■ **Task to complete**: In the records below, pick out all lines containing the word "screenshot".

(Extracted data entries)
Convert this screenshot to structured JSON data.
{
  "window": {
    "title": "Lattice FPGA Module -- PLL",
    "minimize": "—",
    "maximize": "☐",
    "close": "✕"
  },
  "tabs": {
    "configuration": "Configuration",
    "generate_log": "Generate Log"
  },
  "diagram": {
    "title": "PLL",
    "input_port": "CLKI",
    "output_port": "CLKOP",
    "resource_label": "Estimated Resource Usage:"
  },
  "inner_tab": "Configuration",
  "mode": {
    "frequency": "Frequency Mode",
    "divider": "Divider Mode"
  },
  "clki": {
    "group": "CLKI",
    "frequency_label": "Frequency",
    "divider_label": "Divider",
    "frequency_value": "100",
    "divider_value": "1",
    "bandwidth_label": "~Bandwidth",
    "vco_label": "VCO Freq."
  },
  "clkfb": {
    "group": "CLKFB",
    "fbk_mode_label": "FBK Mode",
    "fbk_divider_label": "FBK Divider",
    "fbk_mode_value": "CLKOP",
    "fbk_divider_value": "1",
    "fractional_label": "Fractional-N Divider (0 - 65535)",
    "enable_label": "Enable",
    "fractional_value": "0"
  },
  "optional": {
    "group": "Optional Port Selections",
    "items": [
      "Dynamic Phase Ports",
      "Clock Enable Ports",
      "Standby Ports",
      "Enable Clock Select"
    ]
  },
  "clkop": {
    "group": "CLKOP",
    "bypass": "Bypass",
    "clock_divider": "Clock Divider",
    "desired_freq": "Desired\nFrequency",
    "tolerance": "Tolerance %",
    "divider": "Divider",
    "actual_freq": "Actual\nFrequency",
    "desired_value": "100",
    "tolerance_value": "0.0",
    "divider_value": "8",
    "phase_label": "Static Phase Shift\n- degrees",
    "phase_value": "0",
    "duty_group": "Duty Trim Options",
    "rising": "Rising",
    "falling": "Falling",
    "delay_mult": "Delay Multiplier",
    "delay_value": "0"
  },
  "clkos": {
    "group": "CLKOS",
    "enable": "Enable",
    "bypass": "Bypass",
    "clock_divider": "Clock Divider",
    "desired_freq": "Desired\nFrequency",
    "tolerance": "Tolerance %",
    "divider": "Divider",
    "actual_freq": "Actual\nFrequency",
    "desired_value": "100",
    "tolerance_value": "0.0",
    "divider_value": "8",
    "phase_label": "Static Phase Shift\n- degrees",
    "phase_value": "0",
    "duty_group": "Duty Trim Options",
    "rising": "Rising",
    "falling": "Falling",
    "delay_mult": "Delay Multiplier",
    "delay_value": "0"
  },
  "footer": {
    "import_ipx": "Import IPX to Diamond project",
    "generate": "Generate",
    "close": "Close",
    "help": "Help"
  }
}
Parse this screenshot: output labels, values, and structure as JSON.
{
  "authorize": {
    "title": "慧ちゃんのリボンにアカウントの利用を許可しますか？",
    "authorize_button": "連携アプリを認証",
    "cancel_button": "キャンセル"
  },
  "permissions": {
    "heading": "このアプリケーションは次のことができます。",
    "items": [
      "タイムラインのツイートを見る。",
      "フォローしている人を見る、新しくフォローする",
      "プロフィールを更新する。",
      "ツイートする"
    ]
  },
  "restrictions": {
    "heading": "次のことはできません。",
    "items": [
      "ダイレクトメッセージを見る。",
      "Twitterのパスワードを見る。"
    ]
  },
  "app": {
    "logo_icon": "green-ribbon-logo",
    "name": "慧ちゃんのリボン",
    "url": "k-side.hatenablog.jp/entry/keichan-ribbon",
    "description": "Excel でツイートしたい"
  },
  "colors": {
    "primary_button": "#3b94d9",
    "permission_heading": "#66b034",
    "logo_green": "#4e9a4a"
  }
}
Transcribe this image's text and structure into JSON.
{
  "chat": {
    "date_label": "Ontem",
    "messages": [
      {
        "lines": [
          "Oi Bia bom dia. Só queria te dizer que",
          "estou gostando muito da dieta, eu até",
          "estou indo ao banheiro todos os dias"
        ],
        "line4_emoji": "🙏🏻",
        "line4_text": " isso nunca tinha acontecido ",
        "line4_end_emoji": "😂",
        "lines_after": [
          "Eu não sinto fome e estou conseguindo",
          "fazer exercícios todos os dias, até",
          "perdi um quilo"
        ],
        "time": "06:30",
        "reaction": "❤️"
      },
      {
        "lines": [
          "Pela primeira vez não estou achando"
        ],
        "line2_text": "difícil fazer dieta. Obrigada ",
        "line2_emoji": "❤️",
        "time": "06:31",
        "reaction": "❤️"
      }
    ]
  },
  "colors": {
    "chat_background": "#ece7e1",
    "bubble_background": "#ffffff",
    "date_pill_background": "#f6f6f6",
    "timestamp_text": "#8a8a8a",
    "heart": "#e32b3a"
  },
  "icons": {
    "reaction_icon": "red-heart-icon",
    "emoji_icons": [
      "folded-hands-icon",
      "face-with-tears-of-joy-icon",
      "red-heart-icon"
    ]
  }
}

■ **Correct response**:
Convert this screenshot to structured JSON data.
Parse this screenshot: output labels, values, and structure as JSON.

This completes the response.